* [Brief]:
Format the items below as a JSON list of strings, with one string per line and no blank lines.

* [Stored rows]:
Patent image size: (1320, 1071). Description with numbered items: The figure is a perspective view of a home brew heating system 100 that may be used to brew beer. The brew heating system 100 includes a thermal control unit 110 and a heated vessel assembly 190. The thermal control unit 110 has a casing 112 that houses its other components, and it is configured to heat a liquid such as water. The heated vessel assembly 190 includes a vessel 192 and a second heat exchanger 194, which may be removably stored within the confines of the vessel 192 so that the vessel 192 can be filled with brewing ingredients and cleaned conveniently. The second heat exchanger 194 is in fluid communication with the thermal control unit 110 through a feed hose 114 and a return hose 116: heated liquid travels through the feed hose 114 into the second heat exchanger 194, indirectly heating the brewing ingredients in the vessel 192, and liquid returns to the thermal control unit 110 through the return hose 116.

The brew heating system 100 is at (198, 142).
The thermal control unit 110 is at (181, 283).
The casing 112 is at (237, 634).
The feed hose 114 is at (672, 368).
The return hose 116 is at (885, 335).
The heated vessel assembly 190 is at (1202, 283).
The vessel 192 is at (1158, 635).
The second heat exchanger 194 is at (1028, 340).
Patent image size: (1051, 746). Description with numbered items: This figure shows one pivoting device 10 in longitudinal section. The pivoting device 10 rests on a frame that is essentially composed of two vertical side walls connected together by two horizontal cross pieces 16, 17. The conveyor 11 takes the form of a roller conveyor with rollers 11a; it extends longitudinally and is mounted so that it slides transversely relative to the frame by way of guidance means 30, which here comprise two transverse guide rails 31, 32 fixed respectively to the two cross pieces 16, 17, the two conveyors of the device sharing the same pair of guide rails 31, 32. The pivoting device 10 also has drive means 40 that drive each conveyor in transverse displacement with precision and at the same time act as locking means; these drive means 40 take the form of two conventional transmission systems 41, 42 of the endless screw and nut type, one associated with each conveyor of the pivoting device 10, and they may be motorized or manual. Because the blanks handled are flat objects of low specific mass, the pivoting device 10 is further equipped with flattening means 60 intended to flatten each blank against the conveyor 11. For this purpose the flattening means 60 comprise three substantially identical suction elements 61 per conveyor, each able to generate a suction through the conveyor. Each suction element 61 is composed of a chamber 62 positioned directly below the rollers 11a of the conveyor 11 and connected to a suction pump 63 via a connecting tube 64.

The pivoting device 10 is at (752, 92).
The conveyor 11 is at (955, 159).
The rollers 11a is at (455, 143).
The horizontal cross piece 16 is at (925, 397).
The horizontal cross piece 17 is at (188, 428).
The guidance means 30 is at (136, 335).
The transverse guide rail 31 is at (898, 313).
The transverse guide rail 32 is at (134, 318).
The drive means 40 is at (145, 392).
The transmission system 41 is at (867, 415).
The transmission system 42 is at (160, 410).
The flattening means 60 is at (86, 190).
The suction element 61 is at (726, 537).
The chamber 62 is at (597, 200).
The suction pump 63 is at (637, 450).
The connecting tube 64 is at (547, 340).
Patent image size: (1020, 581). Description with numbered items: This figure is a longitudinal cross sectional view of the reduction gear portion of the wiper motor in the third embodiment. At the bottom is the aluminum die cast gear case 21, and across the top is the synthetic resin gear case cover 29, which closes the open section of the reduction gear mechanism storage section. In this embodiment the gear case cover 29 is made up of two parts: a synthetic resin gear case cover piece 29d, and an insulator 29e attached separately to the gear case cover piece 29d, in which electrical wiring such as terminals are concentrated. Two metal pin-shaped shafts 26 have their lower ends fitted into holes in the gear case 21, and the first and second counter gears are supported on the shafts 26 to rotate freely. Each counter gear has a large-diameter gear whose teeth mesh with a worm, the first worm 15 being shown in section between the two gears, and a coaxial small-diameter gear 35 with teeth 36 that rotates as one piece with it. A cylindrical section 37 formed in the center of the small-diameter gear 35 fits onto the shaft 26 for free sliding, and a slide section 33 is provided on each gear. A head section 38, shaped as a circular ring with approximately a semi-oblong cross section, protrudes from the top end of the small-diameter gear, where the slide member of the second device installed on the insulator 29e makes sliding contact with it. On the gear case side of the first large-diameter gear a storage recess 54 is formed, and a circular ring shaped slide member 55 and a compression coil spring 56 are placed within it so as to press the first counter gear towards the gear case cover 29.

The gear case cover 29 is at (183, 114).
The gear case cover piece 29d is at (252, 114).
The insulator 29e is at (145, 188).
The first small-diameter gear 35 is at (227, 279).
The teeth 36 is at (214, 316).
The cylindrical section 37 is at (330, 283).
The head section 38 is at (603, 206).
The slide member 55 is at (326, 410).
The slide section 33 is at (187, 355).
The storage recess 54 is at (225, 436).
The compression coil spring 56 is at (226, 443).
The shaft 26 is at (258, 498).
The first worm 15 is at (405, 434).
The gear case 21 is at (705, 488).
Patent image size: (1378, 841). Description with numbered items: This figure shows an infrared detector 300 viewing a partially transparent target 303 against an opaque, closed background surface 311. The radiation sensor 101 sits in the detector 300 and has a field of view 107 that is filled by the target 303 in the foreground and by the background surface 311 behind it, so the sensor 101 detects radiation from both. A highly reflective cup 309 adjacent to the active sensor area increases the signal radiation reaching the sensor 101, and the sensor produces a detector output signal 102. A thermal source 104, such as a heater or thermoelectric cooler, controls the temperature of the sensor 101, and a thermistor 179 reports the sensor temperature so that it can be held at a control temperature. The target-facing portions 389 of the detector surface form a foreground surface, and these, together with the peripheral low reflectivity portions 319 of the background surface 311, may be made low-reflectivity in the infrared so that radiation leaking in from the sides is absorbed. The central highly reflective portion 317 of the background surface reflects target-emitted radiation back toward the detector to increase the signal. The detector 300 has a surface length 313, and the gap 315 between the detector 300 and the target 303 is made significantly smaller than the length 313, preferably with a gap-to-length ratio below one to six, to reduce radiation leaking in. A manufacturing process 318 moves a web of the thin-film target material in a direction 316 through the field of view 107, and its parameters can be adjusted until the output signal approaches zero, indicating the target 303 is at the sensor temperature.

* [Output for this exercise]:
[
  "Patent image size: (1320, 1071). Description with numbered items: The figure is a perspective view of a home brew heating system 100 that may be used to brew beer. The brew heating system 100 includes a thermal control unit 110 and a heated vessel assembly 190. The thermal control unit 110 has a casing 112 that houses its other components, and it is configured to heat a liquid such as water. The heated vessel assembly 190 includes a vessel 192 and a second heat exchanger 194, which may be removably stored within the confines of the vessel 192 so that the vessel 192 can be filled with brewing ingredients and cleaned conveniently. The second heat exchanger 194 is in fluid communication with the thermal control unit 110 through a feed hose 114 and a return hose 116: heated liquid travels through the feed hose 114 into the second heat exchanger 194, indirectly heating the brewing ingredients in the vessel 192, and liquid returns to the thermal control unit 110 through the return hose 116.",
  "The brew heating system 100 is at (198, 142).",
  "The thermal control unit 110 is at (181, 283).",
  "The casing 112 is at (237, 634).",
  "The feed hose 114 is at (672, 368).",
  "The return hose 116 is at (885, 335).",
  "The heated vessel assembly 190 is at (1202, 283).",
  "The vessel 192 is at (1158, 635).",
  "The second heat exchanger 194 is at (1028, 340).",
  "Patent image size: (1051, 746). Description with numbered items: This figure shows one pivoting device 10 in longitudinal section. The pivoting device 10 rests on a frame that is essentially composed of two vertical side walls connected together by two horizontal cross pieces 16, 17. The conveyor 11 takes the form of a roller conveyor with rollers 11a; it extends longitudinally and is mounted so that it slides transversely relative to the frame by way of guidance means 30, which here comprise two transverse guide rails 31, 32 fixed respectively to the two cross pieces 16, 17, the two conveyors of the device sharing the same pair of guide rails 31, 32. The pivoting device 10 also has drive means 40 that drive each conveyor in transverse displacement with precision and at the same time act as locking means; these drive means 40 take the form of two conventional transmission systems 41, 42 of the endless screw and nut type, one associated with each conveyor of the pivoting device 10, and they may be motorized or manual. Because the blanks handled are flat objects of low specific mass, the pivoting device 10 is further equipped with flattening means 60 intended to flatten each blank against the conveyor 11. For this purpose the flattening means 60 comprise three substantially identical suction elements 61 per conveyor, each able to generate a suction through the conveyor. Each suction element 61 is composed of a chamber 62 positioned directly below the rollers 11a of the conveyor 11 and connected to a suction pump 63 via a connecting tube 64.",
  "The pivoting device 10 is at (752, 92).",
  "The conveyor 11 is at (955, 159).",
  "The rollers 11a is at (455, 143).",
  "The horizontal cross piece 16 is at (925, 397).",
  "The horizontal cross piece 17 is at (188, 428).",
  "The guidance means 30 is at (136, 335).",
  "The transverse guide rail 31 is at (898, 313).",
  "The transverse guide rail 32 is at (134, 318).",
  "The drive means 40 is at (145, 392).",
  "The transmission system 41 is at (867, 415).",
  "The transmission system 42 is at (160, 410).",
  "The flattening means 60 is at (86, 190).",
  "The suction element 61 is at (726, 537).",
  "The chamber 62 is at (597, 200).",
  "The suction pump 63 is at (637, 450).",
  "The connecting tube 64 is at (547, 340).",
  "Patent image size: (1020, 581). Description with numbered items: This figure is a longitudinal cross sectional view of the reduction gear portion of the wiper motor in the third embodiment. At the bottom is the aluminum die cast gear case 21, and across the top is the synthetic resin gear case cover 29, which closes the open section of the reduction gear mechanism storage section. In this embodiment the gear case cover 29 is made up of two parts: a synthetic resin gear case cover piece 29d, and an insulator 29e attached separately to the gear case cover piece 29d, in which electrical wiring such as terminals are concentrated. Two metal pin-shaped shafts 26 have their lower ends fitted into holes in the gear case 21, and the first and second counter gears are supported on the shafts 26 to rotate freely. Each counter gear has a large-diameter gear whose teeth mesh with a worm, the first worm 15 being shown in section between the two gears, and a coaxial small-diameter gear 35 with teeth 36 that rotates as one piece with it. A cylindrical section 37 formed in the center of the small-diameter gear 35 fits onto the shaft 26 for free sliding, and a slide section 33 is provided on each gear. A head section 38, shaped as a circular ring with approximately a semi-oblong cross section, protrudes from the top end of the small-diameter gear, where the slide member of the second device installed on the insulator 29e makes sliding contact with it. On the gear case side of the first large-diameter gear a storage recess 54 is formed, and a circular ring shaped slide member 55 and a compression coil spring 56 are placed within it so as to press the first counter gear towards the gear case cover 29.",
  "The gear case cover 29 is at (183, 114).",
  "The gear case cover piece 29d is at (252, 114).",
  "The insulator 29e is at (145, 188).",
  "The first small-diameter gear 35 is at (227, 279).",
  "The teeth 36 is at (214, 316).",
  "The cylindrical section 37 is at (330, 283).",
  "The head section 38 is at (603, 206).",
  "The slide member 55 is at (326, 410).",
  "The slide section 33 is at (187, 355).",
  "The storage recess 54 is at (225, 436).",
  "The compression coil spring 56 is at (226, 443).",
  "The shaft 26 is at (258, 498).",
  "The first worm 15 is at (405, 434).",
  "The gear case 21 is at (705, 488).",
  "Patent image size: (1378, 841). Description with numbered items: This figure shows an infrared detector 300 viewing a partially transparent target 303 against an opaque, closed background surface 311. The radiation sensor 101 sits in the detector 300 and has a field of view 107 that is filled by the target 303 in the foreground and by the background surface 311 behind it, so the sensor 101 detects radiation from both. A highly reflective cup 309 adjacent to the active sensor area increases the signal radiation reaching the sensor 101, and the sensor produces a detector output signal 102. A thermal source 104, such as a heater or thermoelectric cooler, controls the temperature of the sensor 101, and a thermistor 179 reports the sensor temperature so that it can be held at a control temperature. The target-facing portions 389 of the detector surface form a foreground surface, and these, together with the peripheral low reflectivity portions 319 of the background surface 311, may be made low-reflectivity in the infrared so that radiation leaking in from the sides is absorbed. The central highly reflective portion 317 of the background surface reflects target-emitted radiation back toward the detector to increase the signal. The detector 300 has a surface length 313, and the gap 315 between the detector 300 and the target 303 is made significantly smaller than the length 313, preferably with a gap-to-length ratio below one to six, to reduce radiation leaking in. A manufacturing process 318 moves a web of the thin-film target material in a direction 316 through the field of view 107, and its parameters can be adjusted until the output signal approaches zero, indicating the target 303 is at the sensor temperature."
]